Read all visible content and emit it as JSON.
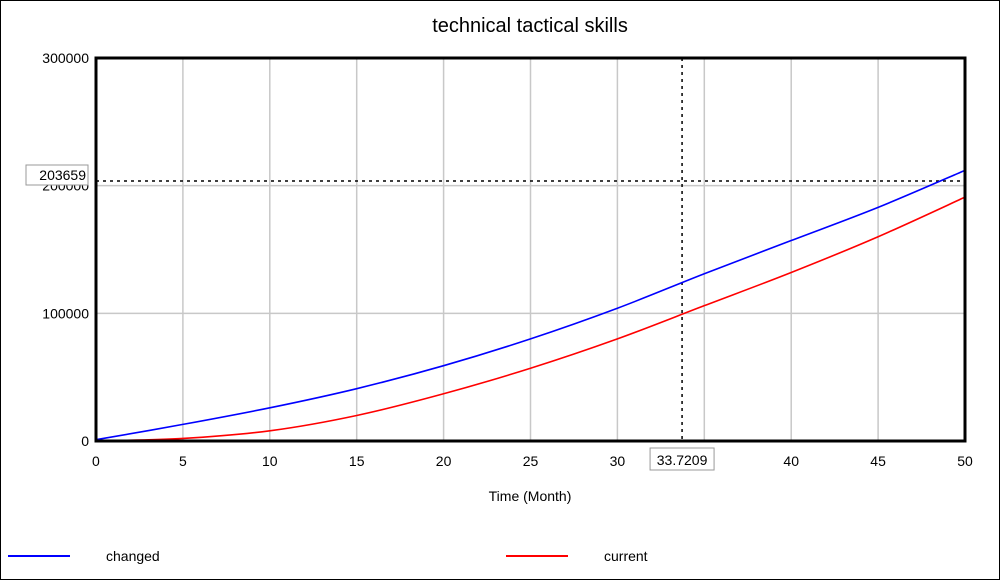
{
  "chart_data": {
    "type": "line",
    "title": "technical tactical skills",
    "xlabel": "Time (Month)",
    "ylabel": "",
    "xlim": [
      0,
      50
    ],
    "ylim": [
      0,
      300000
    ],
    "x_ticks": [
      "0",
      "5",
      "10",
      "15",
      "20",
      "25",
      "30",
      "35",
      "40",
      "45",
      "50"
    ],
    "y_ticks": [
      "0",
      "100000",
      "200000",
      "300000"
    ],
    "grid": true,
    "legend_position": "bottom",
    "x": [
      0,
      5,
      10,
      15,
      20,
      25,
      30,
      35,
      40,
      45,
      50
    ],
    "series": [
      {
        "name": "changed",
        "color": "#0000ff",
        "values": [
          1000,
          13000,
          26000,
          41000,
          59000,
          80000,
          104000,
          131000,
          157000,
          183000,
          212000
        ]
      },
      {
        "name": "current",
        "color": "#ff0000",
        "values": [
          0,
          2000,
          8000,
          20000,
          37000,
          57000,
          80000,
          106000,
          132000,
          160000,
          191000
        ]
      }
    ],
    "cursor": {
      "x": 33.7209,
      "x_label": "33.7209",
      "y": 203659,
      "y_label": "203659"
    }
  }
}
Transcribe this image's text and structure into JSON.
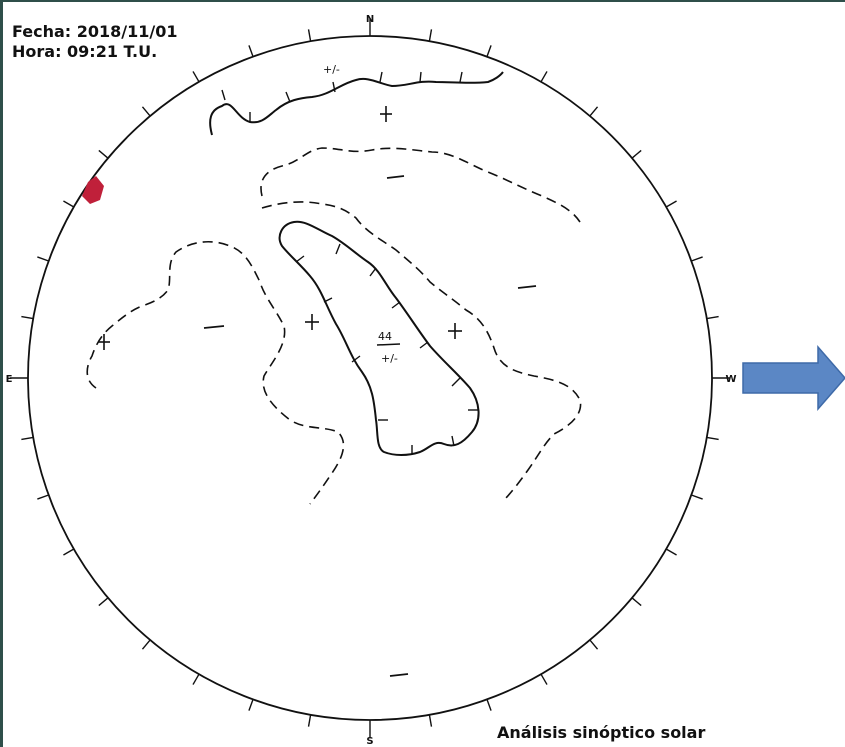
{
  "header": {
    "date_line": "Fecha: 2018/11/01",
    "time_line": "Hora: 09:21 T.U."
  },
  "cardinals": {
    "north": "N",
    "south": "S",
    "east": "E",
    "west": "W"
  },
  "labels": {
    "polarity_top": "+/-",
    "center_number": "44",
    "center_polarity": "+/-"
  },
  "footer": {
    "title": "Análisis sinóptico solar"
  },
  "colors": {
    "arrow": "#5b87c5",
    "arrow_stroke": "#3e6aa8",
    "marker": "#c0203a",
    "lines": "#111111"
  },
  "icons": {
    "next": "arrow-right-icon"
  }
}
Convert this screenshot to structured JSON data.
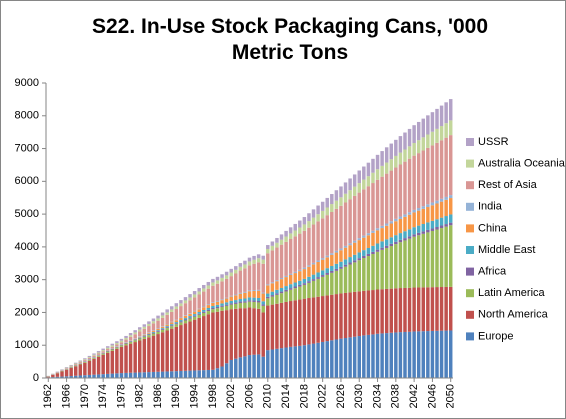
{
  "chart_data": {
    "type": "stacked_bar",
    "title": "S22. In-Use Stock Packaging Cans, '000 Metric Tons",
    "categories": [
      "1962",
      null,
      null,
      null,
      "1966",
      null,
      null,
      null,
      "1970",
      null,
      null,
      null,
      "1974",
      null,
      null,
      null,
      "1978",
      null,
      null,
      null,
      "1982",
      null,
      null,
      null,
      "1986",
      null,
      null,
      null,
      "1990",
      null,
      null,
      null,
      "1994",
      null,
      null,
      null,
      "1998",
      null,
      null,
      null,
      "2002",
      null,
      null,
      null,
      "2006",
      null,
      null,
      null,
      "2010",
      null,
      null,
      null,
      "2014",
      null,
      null,
      null,
      "2018",
      null,
      null,
      null,
      "2022",
      null,
      null,
      null,
      "2026",
      null,
      null,
      null,
      "2030",
      null,
      null,
      null,
      "2034",
      null,
      null,
      null,
      "2038",
      null,
      null,
      null,
      "2042",
      null,
      null,
      null,
      "2046",
      null,
      null,
      null,
      "2050"
    ],
    "ylim": [
      0,
      9000
    ],
    "yticks": [
      0,
      1000,
      2000,
      3000,
      4000,
      5000,
      6000,
      7000,
      8000,
      9000
    ],
    "grid": false,
    "legend": "right",
    "series": [
      {
        "name": "Europe",
        "color": "#4f81bd",
        "values": [
          20,
          28,
          36,
          44,
          52,
          60,
          69,
          77,
          85,
          93,
          101,
          109,
          117,
          125,
          134,
          142,
          150,
          155,
          160,
          165,
          170,
          175,
          180,
          185,
          190,
          195,
          200,
          205,
          210,
          215,
          220,
          225,
          230,
          235,
          240,
          245,
          250,
          300,
          350,
          450,
          550,
          590,
          630,
          660,
          700,
          710,
          720,
          650,
          850,
          870,
          890,
          910,
          930,
          950,
          965,
          980,
          1000,
          1025,
          1050,
          1075,
          1100,
          1125,
          1150,
          1175,
          1200,
          1220,
          1240,
          1260,
          1280,
          1300,
          1315,
          1330,
          1350,
          1360,
          1370,
          1380,
          1390,
          1400,
          1405,
          1410,
          1420,
          1424,
          1428,
          1432,
          1436,
          1440,
          1444,
          1447,
          1450
        ]
      },
      {
        "name": "North America",
        "color": "#c0504d",
        "values": [
          20,
          65,
          110,
          155,
          200,
          245,
          290,
          335,
          380,
          432,
          485,
          537,
          590,
          642,
          695,
          747,
          800,
          844,
          888,
          931,
          975,
          1019,
          1063,
          1106,
          1150,
          1200,
          1250,
          1300,
          1350,
          1400,
          1450,
          1500,
          1550,
          1600,
          1650,
          1700,
          1750,
          1720,
          1700,
          1620,
          1550,
          1520,
          1500,
          1470,
          1450,
          1420,
          1390,
          1350,
          1360,
          1368,
          1375,
          1383,
          1390,
          1398,
          1405,
          1413,
          1420,
          1415,
          1410,
          1405,
          1400,
          1395,
          1390,
          1385,
          1380,
          1376,
          1372,
          1368,
          1364,
          1360,
          1356,
          1353,
          1350,
          1349,
          1347,
          1346,
          1345,
          1344,
          1342,
          1341,
          1340,
          1339,
          1337,
          1336,
          1335,
          1334,
          1332,
          1331,
          1330
        ]
      },
      {
        "name": "Latin America",
        "color": "#9bbb59",
        "values": [
          5,
          8,
          10,
          13,
          16,
          18,
          21,
          24,
          26,
          29,
          31,
          34,
          37,
          39,
          42,
          45,
          47,
          50,
          53,
          55,
          58,
          60,
          63,
          66,
          68,
          71,
          74,
          76,
          79,
          82,
          84,
          87,
          89,
          92,
          95,
          97,
          100,
          110,
          120,
          130,
          140,
          150,
          160,
          170,
          180,
          190,
          195,
          200,
          220,
          245,
          270,
          295,
          320,
          345,
          370,
          395,
          420,
          461,
          503,
          544,
          585,
          626,
          668,
          709,
          750,
          800,
          850,
          900,
          950,
          1000,
          1050,
          1100,
          1150,
          1200,
          1250,
          1300,
          1350,
          1400,
          1450,
          1500,
          1550,
          1591,
          1633,
          1674,
          1715,
          1756,
          1798,
          1839,
          1880
        ]
      },
      {
        "name": "Africa",
        "color": "#8064a2",
        "values": [
          5,
          6,
          7,
          8,
          8,
          9,
          10,
          11,
          12,
          13,
          14,
          14,
          15,
          16,
          17,
          18,
          19,
          19,
          20,
          21,
          22,
          23,
          24,
          25,
          25,
          26,
          27,
          28,
          29,
          30,
          31,
          31,
          32,
          33,
          34,
          35,
          36,
          36,
          37,
          38,
          39,
          40,
          41,
          42,
          42,
          43,
          44,
          45,
          46,
          47,
          47,
          48,
          49,
          50,
          51,
          52,
          53,
          53,
          54,
          55,
          56,
          57,
          58,
          59,
          59,
          60,
          61,
          62,
          63,
          64,
          64,
          65,
          66,
          67,
          68,
          69,
          70,
          70,
          71,
          72,
          73,
          74,
          75,
          76,
          76,
          77,
          78,
          79,
          80
        ]
      },
      {
        "name": "Middle East",
        "color": "#4bacc6",
        "values": [
          2,
          2,
          2,
          2,
          2,
          2,
          2,
          2,
          2,
          2,
          2,
          2,
          2,
          2,
          2,
          2,
          2,
          5,
          8,
          11,
          14,
          17,
          20,
          23,
          26,
          29,
          32,
          35,
          38,
          41,
          44,
          47,
          50,
          53,
          56,
          59,
          62,
          65,
          68,
          71,
          74,
          77,
          80,
          83,
          86,
          89,
          92,
          96,
          100,
          104,
          108,
          111,
          115,
          119,
          122,
          126,
          130,
          133,
          137,
          141,
          144,
          148,
          152,
          155,
          159,
          163,
          166,
          170,
          174,
          177,
          181,
          185,
          188,
          192,
          196,
          199,
          203,
          207,
          210,
          214,
          218,
          221,
          225,
          229,
          232,
          236,
          240,
          245,
          250
        ]
      },
      {
        "name": "China",
        "color": "#f79646",
        "values": [
          1,
          1,
          1,
          1,
          1,
          1,
          1,
          1,
          1,
          1,
          1,
          1,
          1,
          1,
          1,
          1,
          1,
          5,
          10,
          14,
          19,
          24,
          28,
          33,
          38,
          42,
          47,
          52,
          56,
          61,
          66,
          70,
          75,
          80,
          84,
          89,
          94,
          97,
          100,
          115,
          130,
          145,
          160,
          175,
          190,
          205,
          220,
          235,
          250,
          256,
          263,
          269,
          275,
          281,
          288,
          294,
          300,
          306,
          313,
          319,
          325,
          331,
          338,
          344,
          350,
          356,
          363,
          369,
          375,
          381,
          388,
          394,
          400,
          406,
          413,
          419,
          425,
          431,
          438,
          444,
          450,
          456,
          463,
          469,
          475,
          481,
          488,
          494,
          500
        ]
      },
      {
        "name": "India",
        "color": "#95b3d7",
        "values": [
          2,
          3,
          3,
          4,
          4,
          5,
          5,
          6,
          7,
          7,
          8,
          8,
          9,
          9,
          10,
          11,
          11,
          12,
          12,
          13,
          14,
          14,
          15,
          15,
          16,
          16,
          17,
          18,
          18,
          19,
          19,
          20,
          21,
          21,
          22,
          22,
          23,
          23,
          24,
          25,
          25,
          26,
          26,
          27,
          28,
          28,
          29,
          29,
          30,
          32,
          33,
          35,
          36,
          38,
          39,
          41,
          42,
          44,
          45,
          47,
          48,
          50,
          51,
          53,
          54,
          56,
          57,
          59,
          60,
          62,
          63,
          65,
          66,
          68,
          69,
          71,
          72,
          74,
          75,
          77,
          78,
          80,
          81,
          83,
          84,
          86,
          87,
          89,
          90
        ]
      },
      {
        "name": "Rest of Asia",
        "color": "#d99694",
        "values": [
          5,
          8,
          12,
          15,
          19,
          22,
          26,
          29,
          33,
          36,
          39,
          43,
          46,
          50,
          53,
          57,
          60,
          82,
          104,
          126,
          148,
          170,
          192,
          214,
          236,
          258,
          280,
          302,
          324,
          346,
          368,
          390,
          412,
          434,
          456,
          478,
          500,
          525,
          550,
          575,
          600,
          640,
          680,
          720,
          760,
          800,
          840,
          880,
          950,
          972,
          994,
          1016,
          1038,
          1060,
          1082,
          1104,
          1126,
          1148,
          1170,
          1192,
          1214,
          1236,
          1258,
          1280,
          1302,
          1324,
          1346,
          1368,
          1390,
          1412,
          1434,
          1456,
          1478,
          1500,
          1522,
          1544,
          1566,
          1588,
          1610,
          1632,
          1654,
          1676,
          1698,
          1720,
          1742,
          1764,
          1786,
          1808,
          1830
        ]
      },
      {
        "name": "Australia Oceania",
        "color": "#c3d69b",
        "values": [
          3,
          6,
          8,
          11,
          14,
          16,
          19,
          22,
          25,
          27,
          30,
          33,
          35,
          38,
          41,
          44,
          46,
          49,
          52,
          54,
          57,
          60,
          63,
          65,
          68,
          71,
          73,
          76,
          79,
          82,
          84,
          87,
          90,
          92,
          95,
          98,
          100,
          102,
          105,
          107,
          110,
          112,
          115,
          117,
          120,
          122,
          125,
          127,
          130,
          138,
          146,
          154,
          162,
          170,
          178,
          186,
          194,
          202,
          210,
          218,
          226,
          234,
          242,
          250,
          258,
          266,
          274,
          282,
          290,
          298,
          306,
          314,
          322,
          330,
          338,
          346,
          354,
          362,
          370,
          378,
          386,
          394,
          402,
          410,
          418,
          426,
          434,
          442,
          450
        ]
      },
      {
        "name": "USSR",
        "color": "#b3a2c7",
        "values": [
          3,
          6,
          10,
          13,
          17,
          20,
          24,
          27,
          31,
          34,
          38,
          41,
          45,
          48,
          51,
          55,
          58,
          62,
          65,
          69,
          72,
          76,
          79,
          83,
          86,
          90,
          93,
          97,
          100,
          101,
          102,
          103,
          104,
          105,
          106,
          107,
          108,
          109,
          110,
          111,
          112,
          113,
          114,
          115,
          116,
          117,
          118,
          119,
          120,
          133,
          146,
          160,
          173,
          186,
          200,
          213,
          226,
          239,
          253,
          266,
          279,
          292,
          306,
          319,
          332,
          345,
          359,
          372,
          385,
          398,
          412,
          425,
          438,
          451,
          465,
          478,
          491,
          504,
          518,
          531,
          544,
          557,
          571,
          584,
          597,
          610,
          624,
          637,
          650
        ]
      }
    ]
  }
}
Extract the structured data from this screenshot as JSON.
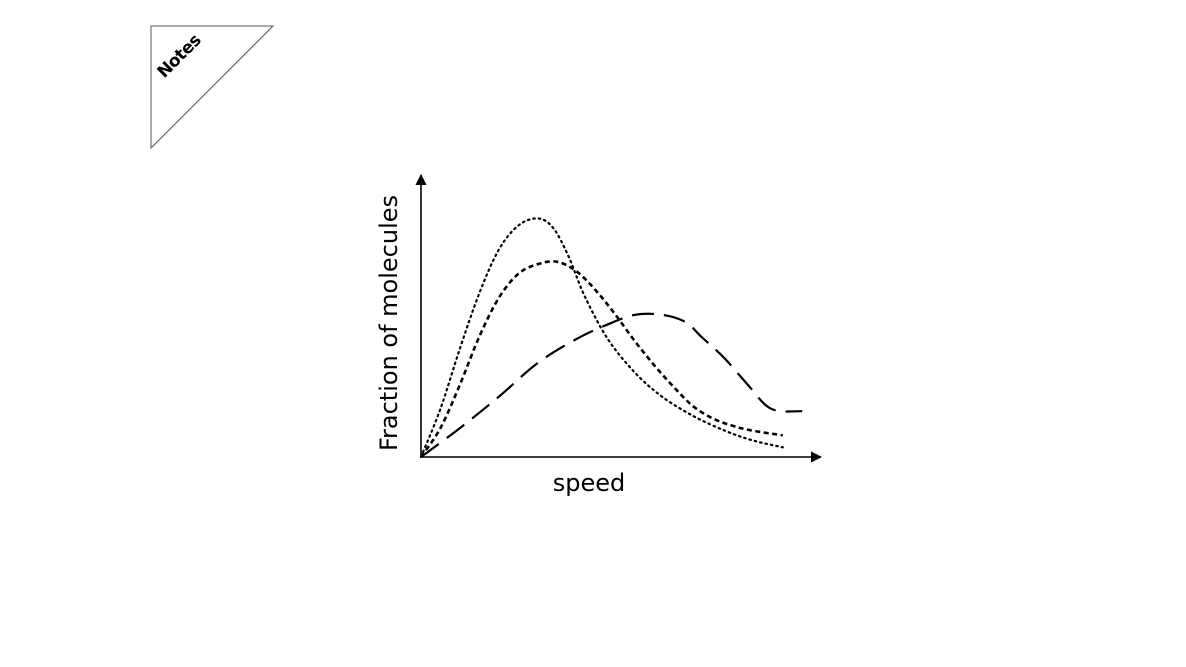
{
  "notes_tab": {
    "label": "Notes",
    "icon": "notes-tab-icon"
  },
  "chart_data": {
    "type": "line",
    "title": "",
    "xlabel": "speed",
    "ylabel": "Fraction of molecules",
    "xlim": [
      0,
      100
    ],
    "ylim": [
      0,
      100
    ],
    "grid": false,
    "legend": "none",
    "axis_ticks": false,
    "series": [
      {
        "line_style": "dotted",
        "color": "#000000",
        "x": [
          0,
          5,
          10,
          15,
          20,
          25,
          30,
          34,
          38,
          42,
          48,
          55,
          62,
          70,
          78,
          85,
          93
        ],
        "y": [
          0,
          20,
          45,
          68,
          86,
          96,
          99,
          95,
          83,
          67,
          49,
          35,
          25,
          17,
          11,
          7,
          4
        ]
      },
      {
        "line_style": "dashed",
        "color": "#000000",
        "x": [
          0,
          5,
          10,
          15,
          20,
          25,
          30,
          35,
          40,
          45,
          50,
          55,
          60,
          65,
          70,
          75,
          80,
          85,
          93
        ],
        "y": [
          0,
          12,
          30,
          50,
          66,
          76,
          80,
          81,
          77,
          69,
          59,
          48,
          38,
          29,
          21,
          16,
          13,
          11,
          9
        ]
      },
      {
        "line_style": "long-dashed",
        "color": "#000000",
        "x": [
          0,
          10,
          20,
          30,
          40,
          48,
          55,
          62,
          68,
          72,
          78,
          84,
          90,
          98
        ],
        "y": [
          0,
          12,
          25,
          39,
          49,
          55,
          59,
          59,
          56,
          50,
          41,
          30,
          20,
          19
        ]
      }
    ]
  }
}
*****
- **Work required**
Copy out all lines above that include the string "dashed".

- **Exercise output**
        "line_style": "dashed",
        "line_style": "long-dashed",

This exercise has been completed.